- _INPUT MATERIAL_:
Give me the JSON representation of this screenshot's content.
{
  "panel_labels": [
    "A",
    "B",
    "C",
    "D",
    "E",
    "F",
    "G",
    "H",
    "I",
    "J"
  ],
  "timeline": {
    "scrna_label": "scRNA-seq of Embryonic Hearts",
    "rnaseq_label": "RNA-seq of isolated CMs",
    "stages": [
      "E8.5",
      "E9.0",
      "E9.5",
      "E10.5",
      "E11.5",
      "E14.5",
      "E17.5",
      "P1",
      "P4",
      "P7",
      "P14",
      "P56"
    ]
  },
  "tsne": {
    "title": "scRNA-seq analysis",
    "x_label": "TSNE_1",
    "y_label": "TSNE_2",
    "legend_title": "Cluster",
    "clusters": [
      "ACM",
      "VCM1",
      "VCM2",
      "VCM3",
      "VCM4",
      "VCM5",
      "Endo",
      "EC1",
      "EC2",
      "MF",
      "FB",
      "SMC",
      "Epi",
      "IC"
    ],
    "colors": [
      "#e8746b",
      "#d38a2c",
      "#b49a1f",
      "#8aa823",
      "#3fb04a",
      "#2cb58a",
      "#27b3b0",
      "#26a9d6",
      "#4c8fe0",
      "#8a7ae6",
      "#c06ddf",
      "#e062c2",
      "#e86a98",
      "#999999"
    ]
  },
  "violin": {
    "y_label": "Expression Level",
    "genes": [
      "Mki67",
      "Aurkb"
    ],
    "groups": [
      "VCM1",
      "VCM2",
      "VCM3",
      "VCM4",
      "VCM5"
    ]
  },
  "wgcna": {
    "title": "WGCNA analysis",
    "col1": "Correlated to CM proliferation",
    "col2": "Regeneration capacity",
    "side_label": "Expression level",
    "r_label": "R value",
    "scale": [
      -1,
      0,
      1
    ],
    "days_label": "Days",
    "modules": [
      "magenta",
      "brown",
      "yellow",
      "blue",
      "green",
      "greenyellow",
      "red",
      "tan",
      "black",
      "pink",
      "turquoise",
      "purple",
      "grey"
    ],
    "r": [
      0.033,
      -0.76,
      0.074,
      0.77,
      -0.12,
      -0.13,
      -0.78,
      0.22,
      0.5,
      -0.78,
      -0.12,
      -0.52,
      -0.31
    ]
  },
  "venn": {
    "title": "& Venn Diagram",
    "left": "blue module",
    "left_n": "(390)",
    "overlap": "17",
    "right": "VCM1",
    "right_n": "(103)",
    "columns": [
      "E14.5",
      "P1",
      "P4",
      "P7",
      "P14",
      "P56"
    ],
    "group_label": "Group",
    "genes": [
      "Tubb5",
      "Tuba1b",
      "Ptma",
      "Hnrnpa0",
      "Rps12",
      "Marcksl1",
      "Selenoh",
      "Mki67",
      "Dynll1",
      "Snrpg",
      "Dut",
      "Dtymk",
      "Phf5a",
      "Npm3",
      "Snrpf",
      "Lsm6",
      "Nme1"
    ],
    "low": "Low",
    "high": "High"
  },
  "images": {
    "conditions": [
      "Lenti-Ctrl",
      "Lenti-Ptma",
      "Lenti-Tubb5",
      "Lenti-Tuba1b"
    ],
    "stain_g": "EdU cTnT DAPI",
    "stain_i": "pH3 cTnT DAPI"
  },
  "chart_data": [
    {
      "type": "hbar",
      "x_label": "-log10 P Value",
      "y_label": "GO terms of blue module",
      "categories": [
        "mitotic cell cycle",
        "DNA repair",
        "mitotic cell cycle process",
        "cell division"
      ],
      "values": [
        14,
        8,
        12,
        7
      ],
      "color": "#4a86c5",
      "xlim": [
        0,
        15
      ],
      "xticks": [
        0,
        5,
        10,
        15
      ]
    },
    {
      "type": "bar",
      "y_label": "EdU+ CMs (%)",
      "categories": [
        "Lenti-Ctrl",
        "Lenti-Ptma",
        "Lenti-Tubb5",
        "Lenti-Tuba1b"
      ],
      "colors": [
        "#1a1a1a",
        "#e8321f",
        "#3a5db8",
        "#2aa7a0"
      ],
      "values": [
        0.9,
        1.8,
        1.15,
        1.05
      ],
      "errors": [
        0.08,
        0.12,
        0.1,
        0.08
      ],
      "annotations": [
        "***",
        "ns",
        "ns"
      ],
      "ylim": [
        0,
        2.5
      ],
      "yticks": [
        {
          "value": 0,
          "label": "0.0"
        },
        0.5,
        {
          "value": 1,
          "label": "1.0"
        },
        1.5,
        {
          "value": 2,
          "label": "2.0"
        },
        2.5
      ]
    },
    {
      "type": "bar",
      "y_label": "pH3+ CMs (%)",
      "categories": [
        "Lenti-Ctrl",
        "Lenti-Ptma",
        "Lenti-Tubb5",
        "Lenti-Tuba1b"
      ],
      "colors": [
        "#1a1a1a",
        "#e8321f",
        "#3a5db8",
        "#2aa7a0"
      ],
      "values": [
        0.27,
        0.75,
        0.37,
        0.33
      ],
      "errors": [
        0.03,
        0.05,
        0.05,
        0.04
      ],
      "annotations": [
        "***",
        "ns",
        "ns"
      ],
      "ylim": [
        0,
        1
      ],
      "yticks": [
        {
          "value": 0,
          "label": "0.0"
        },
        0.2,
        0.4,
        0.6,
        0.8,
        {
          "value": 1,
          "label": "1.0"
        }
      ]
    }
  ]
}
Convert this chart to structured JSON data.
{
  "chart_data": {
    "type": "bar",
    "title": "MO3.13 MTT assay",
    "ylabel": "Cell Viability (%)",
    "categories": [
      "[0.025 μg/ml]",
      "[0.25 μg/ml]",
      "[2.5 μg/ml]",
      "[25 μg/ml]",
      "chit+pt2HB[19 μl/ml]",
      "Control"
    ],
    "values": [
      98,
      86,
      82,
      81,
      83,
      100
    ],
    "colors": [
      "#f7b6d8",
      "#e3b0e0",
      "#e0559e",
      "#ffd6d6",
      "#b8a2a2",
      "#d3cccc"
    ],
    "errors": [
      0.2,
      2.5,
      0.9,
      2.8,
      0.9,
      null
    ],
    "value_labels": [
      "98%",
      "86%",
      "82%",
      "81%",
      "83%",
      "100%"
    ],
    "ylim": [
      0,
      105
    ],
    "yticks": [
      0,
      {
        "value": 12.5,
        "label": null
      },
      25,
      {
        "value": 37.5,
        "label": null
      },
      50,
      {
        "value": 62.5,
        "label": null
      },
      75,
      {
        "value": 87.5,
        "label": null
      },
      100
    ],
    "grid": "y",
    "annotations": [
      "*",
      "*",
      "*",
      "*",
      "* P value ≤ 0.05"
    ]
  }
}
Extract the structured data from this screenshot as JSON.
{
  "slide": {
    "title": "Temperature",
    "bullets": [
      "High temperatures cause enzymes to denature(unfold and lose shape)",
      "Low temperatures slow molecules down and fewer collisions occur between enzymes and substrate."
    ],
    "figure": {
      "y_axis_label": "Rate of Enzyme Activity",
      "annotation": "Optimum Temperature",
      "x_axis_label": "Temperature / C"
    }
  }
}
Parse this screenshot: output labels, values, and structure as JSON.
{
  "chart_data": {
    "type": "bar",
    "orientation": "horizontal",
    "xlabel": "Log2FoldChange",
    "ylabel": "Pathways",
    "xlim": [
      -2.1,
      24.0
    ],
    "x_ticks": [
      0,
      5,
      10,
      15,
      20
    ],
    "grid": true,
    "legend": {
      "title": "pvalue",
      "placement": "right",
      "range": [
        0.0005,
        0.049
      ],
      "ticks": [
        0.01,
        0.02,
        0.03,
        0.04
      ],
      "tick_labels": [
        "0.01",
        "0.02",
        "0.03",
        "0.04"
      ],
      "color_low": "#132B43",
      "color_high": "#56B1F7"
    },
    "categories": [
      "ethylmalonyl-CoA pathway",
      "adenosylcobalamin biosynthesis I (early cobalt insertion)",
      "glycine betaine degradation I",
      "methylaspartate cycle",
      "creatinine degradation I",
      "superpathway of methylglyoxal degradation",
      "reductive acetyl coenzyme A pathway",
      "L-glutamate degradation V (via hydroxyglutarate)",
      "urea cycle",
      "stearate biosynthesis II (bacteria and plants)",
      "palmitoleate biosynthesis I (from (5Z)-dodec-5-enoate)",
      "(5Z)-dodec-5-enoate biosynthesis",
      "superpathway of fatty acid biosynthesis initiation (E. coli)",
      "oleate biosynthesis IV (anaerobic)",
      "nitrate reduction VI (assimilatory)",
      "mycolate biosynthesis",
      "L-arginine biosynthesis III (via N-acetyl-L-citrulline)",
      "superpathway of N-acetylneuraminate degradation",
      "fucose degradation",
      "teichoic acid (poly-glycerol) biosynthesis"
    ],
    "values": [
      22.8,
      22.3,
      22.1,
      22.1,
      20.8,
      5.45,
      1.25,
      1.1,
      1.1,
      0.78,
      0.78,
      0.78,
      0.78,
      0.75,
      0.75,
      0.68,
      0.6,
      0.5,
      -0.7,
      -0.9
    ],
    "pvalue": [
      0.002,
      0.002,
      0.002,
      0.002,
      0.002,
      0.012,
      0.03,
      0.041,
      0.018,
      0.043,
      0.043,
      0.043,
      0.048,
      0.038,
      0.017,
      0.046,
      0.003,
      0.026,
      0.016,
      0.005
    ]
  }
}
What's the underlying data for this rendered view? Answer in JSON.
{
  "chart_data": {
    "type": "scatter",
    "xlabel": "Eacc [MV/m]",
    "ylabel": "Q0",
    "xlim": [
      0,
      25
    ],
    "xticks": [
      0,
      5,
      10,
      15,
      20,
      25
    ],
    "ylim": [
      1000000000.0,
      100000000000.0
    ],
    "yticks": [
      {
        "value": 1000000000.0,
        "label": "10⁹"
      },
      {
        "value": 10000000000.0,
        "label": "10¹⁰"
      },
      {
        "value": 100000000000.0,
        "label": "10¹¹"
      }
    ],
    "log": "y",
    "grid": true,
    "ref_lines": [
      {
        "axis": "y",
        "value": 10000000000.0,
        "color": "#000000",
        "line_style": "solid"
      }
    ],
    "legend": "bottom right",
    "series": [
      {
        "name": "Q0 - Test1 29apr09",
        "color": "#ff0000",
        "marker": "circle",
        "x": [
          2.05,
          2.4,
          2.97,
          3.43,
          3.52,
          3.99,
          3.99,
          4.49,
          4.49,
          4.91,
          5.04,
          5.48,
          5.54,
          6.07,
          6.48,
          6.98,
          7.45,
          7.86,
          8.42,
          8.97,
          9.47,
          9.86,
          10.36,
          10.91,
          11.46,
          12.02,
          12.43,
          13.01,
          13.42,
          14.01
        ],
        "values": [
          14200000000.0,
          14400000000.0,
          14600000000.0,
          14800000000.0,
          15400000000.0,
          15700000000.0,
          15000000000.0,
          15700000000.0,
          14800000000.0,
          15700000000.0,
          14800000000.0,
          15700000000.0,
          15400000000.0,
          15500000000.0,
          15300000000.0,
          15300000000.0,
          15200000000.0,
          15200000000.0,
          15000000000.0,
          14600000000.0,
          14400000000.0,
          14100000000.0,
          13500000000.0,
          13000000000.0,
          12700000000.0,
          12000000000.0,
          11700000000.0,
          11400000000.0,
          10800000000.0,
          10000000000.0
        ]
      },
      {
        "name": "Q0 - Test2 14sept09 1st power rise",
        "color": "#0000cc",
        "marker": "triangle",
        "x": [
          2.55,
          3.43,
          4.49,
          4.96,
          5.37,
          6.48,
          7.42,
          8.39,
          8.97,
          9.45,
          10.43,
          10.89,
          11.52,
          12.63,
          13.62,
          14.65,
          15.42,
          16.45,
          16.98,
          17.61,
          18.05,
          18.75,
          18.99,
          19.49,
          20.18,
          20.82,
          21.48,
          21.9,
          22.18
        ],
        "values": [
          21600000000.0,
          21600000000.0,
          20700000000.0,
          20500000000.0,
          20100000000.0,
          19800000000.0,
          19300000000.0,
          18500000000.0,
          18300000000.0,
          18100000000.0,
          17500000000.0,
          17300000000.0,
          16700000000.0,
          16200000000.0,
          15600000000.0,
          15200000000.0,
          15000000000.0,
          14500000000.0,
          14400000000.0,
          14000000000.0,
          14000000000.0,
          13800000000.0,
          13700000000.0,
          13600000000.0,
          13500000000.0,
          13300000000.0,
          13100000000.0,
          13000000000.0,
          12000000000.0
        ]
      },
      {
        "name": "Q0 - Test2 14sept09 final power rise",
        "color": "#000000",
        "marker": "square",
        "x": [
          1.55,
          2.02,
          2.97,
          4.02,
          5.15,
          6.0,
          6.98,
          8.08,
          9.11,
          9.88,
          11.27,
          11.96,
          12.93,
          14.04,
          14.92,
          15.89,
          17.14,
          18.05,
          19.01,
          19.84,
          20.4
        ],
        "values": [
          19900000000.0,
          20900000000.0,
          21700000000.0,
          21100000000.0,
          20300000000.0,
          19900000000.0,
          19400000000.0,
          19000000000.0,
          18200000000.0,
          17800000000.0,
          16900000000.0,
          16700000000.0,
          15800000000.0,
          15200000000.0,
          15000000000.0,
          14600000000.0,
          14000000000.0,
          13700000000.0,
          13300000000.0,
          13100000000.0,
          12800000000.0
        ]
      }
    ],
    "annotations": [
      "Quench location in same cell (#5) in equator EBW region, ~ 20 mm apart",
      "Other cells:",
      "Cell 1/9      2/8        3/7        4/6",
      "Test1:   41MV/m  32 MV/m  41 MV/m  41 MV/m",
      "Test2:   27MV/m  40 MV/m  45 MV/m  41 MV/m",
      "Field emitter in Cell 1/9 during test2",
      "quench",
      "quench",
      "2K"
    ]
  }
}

- _WHAT TO WORK ON_: Take each line from the preceding material that contains "this" and copy it.

- _ANSWER TO THE PROBLEM_:
Give me the JSON representation of this screenshot's content.
Convert this chart to structured JSON data.
Extract the structured data from this screenshot as JSON.
Parse this screenshot: output labels, values, and structure as JSON.
What's the underlying data for this rendered view? Answer in JSON.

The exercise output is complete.